Fratricide-resistant CD1a-specific CAR T-cells for the treatment of cortical T-cell acute lymphoblastic leukemia

Relapsed/refractory T-cell acute lymphoblastic leukemia (R/R T-ALL) has a dismal outcome, and no effective targeted immunotherapies for T-ALL exist. The extension of chimeric antigen receptor T-cells (CARTs) to T-ALL remains challenging because the shared expression of target antigens between CARTs and T-ALL blasts leads to CARTs fratricide. CD1a is exclusively expressed in cortical T-ALLs (coT-ALL), a major subset of T-ALL, and retained at relapse. Here, we report that the expression of CD1a is mainly restricted to developing cortical thymocytes and neither CD34+ progenitors nor T-cells express CD1a during ontogeny, confining the risk of on-target/off-tumor toxicity. We thus developed and pre-clinically validated a CD1a-specific CAR with robust and specific cytotoxicity in vitro and antileukemic activity in vivo in xenograft models of coT-ALL, using both cell lines and coT-ALL patient-derived primary blasts. CD1a-CARTs are fratricide-resistant, persist long-term in vivo retaining antileukemic activity in re-challenge experiments, and respond to viral antigens. Our data supports the therapeutic and safe use of fratricide-resistant CD1a-CARTs for R/R coT-ALL.

-- TASK 1 --
In the abstract on CD1a CAR T-cells, which cells is CD1a expression mainly restricted to?
-- TASK 2 --
List every abbreviation that the abstract on CD1a CAR T-cells defines in parentheses, along with what it stands for.
-- TASK 3 --
Decide whether each statement agrees with the abstract on CD1a CAR T-cells. Answer yes or no, and quote the words that decide it.
(a) CD34+ progenitors express CD1a during ontogeny.
(b) CD1a expression is kept when the disease relapses.
(c) The xenograft models used only cell lines.

-- RECORDS SUPPLIED --

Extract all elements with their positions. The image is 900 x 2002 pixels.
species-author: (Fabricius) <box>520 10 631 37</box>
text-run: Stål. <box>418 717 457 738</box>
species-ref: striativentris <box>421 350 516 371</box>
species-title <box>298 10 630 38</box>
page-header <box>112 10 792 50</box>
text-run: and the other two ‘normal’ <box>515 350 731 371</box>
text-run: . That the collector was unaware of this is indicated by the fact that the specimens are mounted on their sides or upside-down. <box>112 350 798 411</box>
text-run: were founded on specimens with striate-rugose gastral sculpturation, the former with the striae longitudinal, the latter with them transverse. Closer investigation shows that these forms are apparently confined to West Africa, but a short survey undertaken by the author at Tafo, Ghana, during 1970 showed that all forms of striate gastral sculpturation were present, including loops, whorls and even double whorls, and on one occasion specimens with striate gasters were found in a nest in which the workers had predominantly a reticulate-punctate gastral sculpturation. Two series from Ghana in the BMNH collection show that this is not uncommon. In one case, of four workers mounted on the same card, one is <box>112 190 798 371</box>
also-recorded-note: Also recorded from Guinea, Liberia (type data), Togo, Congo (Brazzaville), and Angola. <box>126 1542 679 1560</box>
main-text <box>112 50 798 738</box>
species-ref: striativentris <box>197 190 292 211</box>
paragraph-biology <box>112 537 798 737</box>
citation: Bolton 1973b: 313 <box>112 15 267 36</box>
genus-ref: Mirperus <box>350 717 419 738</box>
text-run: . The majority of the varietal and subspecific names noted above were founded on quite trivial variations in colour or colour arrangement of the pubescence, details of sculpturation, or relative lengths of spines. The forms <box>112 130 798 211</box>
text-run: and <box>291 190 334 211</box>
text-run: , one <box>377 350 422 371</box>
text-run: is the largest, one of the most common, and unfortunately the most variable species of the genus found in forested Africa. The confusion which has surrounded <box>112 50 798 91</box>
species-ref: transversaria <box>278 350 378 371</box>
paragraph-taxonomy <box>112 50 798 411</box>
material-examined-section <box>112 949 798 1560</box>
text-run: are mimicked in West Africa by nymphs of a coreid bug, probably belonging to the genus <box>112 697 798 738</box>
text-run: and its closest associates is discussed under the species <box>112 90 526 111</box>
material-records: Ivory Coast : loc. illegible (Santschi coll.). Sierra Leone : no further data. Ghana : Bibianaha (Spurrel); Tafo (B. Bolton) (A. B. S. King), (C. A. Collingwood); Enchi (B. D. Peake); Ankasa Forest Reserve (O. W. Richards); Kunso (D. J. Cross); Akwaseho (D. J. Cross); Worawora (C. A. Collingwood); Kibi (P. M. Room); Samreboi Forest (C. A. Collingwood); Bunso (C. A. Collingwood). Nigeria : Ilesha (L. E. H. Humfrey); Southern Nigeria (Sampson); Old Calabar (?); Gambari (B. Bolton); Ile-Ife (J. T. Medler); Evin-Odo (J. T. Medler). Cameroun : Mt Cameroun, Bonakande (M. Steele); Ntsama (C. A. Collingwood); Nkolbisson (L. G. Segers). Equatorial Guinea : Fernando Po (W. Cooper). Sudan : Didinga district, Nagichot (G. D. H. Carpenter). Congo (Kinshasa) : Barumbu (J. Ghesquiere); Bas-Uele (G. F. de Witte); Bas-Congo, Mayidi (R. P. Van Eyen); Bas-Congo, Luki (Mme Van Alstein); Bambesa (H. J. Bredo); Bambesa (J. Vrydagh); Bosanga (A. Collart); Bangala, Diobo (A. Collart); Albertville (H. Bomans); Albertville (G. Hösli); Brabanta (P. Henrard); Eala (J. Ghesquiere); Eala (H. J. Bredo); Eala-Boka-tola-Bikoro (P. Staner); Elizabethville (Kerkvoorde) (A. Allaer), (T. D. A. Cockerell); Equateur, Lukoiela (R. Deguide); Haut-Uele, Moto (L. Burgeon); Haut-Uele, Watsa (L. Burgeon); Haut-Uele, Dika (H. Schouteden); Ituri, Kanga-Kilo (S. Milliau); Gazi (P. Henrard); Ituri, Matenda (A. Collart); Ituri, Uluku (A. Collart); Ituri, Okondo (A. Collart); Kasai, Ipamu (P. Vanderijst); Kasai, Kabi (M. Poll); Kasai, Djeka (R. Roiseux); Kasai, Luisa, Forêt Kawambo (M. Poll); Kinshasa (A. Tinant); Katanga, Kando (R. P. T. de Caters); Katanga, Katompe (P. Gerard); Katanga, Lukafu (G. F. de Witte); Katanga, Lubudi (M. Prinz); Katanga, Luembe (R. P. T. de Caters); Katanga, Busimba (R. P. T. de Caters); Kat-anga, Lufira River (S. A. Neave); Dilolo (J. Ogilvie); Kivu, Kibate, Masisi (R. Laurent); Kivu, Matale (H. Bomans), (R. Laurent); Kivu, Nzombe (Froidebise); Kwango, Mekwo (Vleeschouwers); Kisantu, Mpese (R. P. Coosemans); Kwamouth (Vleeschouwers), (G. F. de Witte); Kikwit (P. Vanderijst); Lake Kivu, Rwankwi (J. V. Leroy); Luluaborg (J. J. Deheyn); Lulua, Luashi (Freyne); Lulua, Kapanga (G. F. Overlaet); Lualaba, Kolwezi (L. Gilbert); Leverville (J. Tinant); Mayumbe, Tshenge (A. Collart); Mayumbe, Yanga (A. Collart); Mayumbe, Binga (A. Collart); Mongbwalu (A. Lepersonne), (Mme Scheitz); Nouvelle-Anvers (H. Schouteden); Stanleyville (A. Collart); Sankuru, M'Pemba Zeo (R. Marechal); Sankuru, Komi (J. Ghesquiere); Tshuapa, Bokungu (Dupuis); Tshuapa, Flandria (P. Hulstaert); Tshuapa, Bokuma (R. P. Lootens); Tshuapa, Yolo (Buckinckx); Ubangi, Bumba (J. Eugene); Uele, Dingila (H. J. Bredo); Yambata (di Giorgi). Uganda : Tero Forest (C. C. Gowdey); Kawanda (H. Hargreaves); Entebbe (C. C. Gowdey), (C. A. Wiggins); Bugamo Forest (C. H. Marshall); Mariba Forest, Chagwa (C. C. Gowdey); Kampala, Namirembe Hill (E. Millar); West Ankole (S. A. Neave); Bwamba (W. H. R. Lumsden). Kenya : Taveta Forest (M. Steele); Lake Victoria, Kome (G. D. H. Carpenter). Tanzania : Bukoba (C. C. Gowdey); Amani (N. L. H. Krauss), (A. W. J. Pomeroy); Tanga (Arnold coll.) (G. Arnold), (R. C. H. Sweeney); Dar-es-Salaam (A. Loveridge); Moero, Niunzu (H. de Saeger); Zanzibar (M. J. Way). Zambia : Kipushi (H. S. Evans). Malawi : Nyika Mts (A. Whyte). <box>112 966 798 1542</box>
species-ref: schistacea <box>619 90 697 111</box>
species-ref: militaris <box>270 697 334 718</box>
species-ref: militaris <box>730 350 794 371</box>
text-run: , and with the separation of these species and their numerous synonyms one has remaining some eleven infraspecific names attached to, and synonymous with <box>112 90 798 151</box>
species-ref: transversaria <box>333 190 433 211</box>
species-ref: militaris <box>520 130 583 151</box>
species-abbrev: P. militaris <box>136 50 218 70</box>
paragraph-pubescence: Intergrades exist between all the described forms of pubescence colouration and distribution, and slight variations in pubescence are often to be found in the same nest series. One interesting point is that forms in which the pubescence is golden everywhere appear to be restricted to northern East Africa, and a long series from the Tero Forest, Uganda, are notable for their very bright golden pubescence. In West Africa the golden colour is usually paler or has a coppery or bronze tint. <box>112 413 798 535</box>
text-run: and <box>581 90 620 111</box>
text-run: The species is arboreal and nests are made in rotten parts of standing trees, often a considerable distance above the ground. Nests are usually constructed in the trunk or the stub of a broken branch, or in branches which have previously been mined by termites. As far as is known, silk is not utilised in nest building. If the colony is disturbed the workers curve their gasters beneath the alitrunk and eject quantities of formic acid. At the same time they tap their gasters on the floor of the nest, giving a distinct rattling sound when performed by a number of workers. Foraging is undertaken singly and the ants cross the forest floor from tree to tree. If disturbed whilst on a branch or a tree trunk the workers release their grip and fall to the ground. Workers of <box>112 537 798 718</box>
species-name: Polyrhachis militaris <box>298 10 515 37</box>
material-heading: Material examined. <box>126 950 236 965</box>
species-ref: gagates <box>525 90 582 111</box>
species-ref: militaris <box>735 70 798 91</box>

-- EXERCISE OUTPUT 1 --
Developing cortical thymocytes.

-- EXERCISE OUTPUT 2 --
- R/R T-ALL: relapsed/refractory T-cell acute lymphoblastic leukemia
- CARTs: chimeric antigen receptor T-cells
- coT-ALL: cortical T-ALLs

-- EXERCISE OUTPUT 3 --
(a) No: "neither CD34+ progenitors nor T-cells express CD1a during ontogeny"
(b) Yes: "and retained at relapse"
(c) No: "using both cell lines and coT-ALL patient-derived primary blasts"